[START OF Exercise data]

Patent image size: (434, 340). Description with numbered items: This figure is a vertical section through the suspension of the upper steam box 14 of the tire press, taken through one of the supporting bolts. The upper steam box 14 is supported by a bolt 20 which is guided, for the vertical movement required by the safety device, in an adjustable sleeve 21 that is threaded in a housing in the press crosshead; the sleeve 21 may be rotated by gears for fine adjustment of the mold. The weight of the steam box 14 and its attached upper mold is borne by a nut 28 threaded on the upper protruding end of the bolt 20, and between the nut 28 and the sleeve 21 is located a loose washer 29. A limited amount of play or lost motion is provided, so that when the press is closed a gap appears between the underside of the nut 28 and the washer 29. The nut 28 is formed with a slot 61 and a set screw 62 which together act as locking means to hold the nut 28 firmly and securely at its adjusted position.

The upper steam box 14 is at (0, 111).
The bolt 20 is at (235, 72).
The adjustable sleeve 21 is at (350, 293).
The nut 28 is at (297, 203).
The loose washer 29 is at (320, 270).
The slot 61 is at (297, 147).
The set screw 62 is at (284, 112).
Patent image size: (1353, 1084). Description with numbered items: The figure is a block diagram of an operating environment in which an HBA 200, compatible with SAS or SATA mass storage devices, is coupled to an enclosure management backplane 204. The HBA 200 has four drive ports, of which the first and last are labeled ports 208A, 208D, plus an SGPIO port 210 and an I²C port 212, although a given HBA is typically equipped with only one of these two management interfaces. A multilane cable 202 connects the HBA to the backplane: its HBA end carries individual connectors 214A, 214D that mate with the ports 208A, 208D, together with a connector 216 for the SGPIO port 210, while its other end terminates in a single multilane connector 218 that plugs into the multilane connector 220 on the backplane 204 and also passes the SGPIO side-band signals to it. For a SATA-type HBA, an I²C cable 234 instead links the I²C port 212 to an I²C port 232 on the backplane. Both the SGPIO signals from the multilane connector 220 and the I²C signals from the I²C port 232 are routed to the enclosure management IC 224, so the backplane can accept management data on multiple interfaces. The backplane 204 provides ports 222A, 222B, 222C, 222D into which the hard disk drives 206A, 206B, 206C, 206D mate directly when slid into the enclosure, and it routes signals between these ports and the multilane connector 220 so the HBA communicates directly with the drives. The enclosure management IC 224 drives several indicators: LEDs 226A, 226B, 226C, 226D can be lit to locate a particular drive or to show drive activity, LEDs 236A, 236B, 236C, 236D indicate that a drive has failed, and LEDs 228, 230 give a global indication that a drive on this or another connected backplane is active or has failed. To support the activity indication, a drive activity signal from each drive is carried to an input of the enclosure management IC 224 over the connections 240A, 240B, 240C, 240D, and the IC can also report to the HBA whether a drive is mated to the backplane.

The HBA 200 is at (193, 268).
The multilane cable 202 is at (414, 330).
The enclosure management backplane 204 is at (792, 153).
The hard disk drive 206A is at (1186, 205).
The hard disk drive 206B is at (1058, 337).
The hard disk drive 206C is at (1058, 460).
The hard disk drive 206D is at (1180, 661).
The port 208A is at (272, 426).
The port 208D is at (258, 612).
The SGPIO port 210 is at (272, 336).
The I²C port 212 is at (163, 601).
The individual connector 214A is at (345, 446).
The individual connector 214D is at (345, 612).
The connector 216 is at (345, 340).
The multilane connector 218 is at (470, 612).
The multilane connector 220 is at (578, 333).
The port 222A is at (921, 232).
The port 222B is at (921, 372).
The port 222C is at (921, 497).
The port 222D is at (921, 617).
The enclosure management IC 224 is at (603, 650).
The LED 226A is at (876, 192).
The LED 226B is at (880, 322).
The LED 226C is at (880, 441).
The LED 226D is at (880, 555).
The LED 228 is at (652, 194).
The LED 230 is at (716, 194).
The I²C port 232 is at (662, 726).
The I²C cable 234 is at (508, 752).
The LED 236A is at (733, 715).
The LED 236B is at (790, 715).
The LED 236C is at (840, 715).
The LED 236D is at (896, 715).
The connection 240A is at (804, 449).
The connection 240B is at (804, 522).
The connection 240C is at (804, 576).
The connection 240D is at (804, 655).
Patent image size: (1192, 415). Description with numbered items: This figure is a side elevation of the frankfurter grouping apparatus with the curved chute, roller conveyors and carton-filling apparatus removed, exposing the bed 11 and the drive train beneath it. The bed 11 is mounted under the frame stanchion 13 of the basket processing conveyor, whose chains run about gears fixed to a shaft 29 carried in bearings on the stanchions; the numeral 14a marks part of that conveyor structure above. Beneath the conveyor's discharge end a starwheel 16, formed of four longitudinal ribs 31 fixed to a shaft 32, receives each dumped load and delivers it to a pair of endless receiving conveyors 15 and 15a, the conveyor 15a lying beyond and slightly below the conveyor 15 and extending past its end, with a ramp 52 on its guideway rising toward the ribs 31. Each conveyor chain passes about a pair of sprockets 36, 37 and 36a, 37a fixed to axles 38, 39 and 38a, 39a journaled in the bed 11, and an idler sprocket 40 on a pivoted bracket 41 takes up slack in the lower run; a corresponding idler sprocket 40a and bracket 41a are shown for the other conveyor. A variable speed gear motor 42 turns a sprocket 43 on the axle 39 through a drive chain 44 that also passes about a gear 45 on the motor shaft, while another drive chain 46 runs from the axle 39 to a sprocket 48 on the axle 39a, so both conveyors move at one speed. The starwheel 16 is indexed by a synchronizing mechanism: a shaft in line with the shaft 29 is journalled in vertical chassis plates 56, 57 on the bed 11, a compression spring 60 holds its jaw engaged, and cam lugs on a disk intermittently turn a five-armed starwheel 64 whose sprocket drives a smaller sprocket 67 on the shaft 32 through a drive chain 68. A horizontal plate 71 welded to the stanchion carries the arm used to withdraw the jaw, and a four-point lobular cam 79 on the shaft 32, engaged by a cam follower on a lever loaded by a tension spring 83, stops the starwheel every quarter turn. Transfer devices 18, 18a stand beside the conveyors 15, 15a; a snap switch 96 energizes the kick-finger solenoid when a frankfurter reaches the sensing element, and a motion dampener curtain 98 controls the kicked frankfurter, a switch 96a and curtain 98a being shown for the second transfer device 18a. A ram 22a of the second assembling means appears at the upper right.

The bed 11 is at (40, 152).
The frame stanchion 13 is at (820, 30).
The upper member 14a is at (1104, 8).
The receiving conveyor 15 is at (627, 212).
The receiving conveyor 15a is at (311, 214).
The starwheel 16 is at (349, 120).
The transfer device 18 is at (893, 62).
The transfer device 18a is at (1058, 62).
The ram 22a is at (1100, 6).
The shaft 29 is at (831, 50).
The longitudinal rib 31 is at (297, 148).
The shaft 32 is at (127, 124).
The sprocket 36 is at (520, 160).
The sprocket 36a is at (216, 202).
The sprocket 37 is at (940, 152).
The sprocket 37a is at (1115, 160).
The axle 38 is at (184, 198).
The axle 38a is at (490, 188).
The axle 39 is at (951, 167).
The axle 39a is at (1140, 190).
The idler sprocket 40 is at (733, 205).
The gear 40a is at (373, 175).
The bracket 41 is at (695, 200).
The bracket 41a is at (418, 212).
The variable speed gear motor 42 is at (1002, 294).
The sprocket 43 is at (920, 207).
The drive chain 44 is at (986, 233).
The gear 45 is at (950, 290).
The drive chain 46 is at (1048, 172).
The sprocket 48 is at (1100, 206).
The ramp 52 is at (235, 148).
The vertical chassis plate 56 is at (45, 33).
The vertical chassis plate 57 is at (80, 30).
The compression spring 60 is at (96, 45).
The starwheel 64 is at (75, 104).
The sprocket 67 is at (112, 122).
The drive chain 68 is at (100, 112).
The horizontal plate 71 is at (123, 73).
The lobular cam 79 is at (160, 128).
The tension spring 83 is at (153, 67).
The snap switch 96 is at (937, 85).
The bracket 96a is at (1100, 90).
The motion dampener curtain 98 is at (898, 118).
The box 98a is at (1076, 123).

[END OF Exercise data]

**Objective:** Edit the lines starting at the one containing "Patent image size: (1353, 1084)." and stopping after the one containing "The enclosure management backplane" by changing "operating environment" to "computing environment", keeping everything else the same. Return only those edited lines.

**Solution below:**
Patent image size: (1353, 1084). Description with numbered items: The figure is a block diagram of an computing environment in which an HBA 200, compatible with SAS or SATA mass storage devices, is coupled to an enclosure management backplane 204. The HBA 200 has four drive ports, of which the first and last are labeled ports 208A, 208D, plus an SGPIO port 210 and an I²C port 212, although a given HBA is typically equipped with only one of these two management interfaces. A multilane cable 202 connects the HBA to the backplane: its HBA end carries individual connectors 214A, 214D that mate with the ports 208A, 208D, together with a connector 216 for the SGPIO port 210, while its other end terminates in a single multilane connector 218 that plugs into the multilane connector 220 on the backplane 204 and also passes the SGPIO side-band signals to it. For a SATA-type HBA, an I²C cable 234 instead links the I²C port 212 to an I²C port 232 on the backplane. Both the SGPIO signals from the multilane connector 220 and the I²C signals from the I²C port 232 are routed to the enclosure management IC 224, so the backplane can accept management data on multiple interfaces. The backplane 204 provides ports 222A, 222B, 222C, 222D into which the hard disk drives 206A, 206B, 206C, 206D mate directly when slid into the enclosure, and it routes signals between these ports and the multilane connector 220 so the HBA communicates directly with the drives. The enclosure management IC 224 drives several indicators: LEDs 226A, 226B, 226C, 226D can be lit to locate a particular drive or to show drive activity, LEDs 236A, 236B, 236C, 236D indicate that a drive has failed, and LEDs 228, 230 give a global indication that a drive on this or another connected backplane is active or has failed. To support the activity indication, a drive activity signal from each drive is carried to an input of the enclosure management IC 224 over the connections 240A, 240B, 240C, 240D, and the IC can also report to the HBA whether a drive is mated to the backplane.

The HBA 200 is at (193, 268).
The multilane cable 202 is at (414, 330).
The enclosure management backplane 204 is at (792, 153).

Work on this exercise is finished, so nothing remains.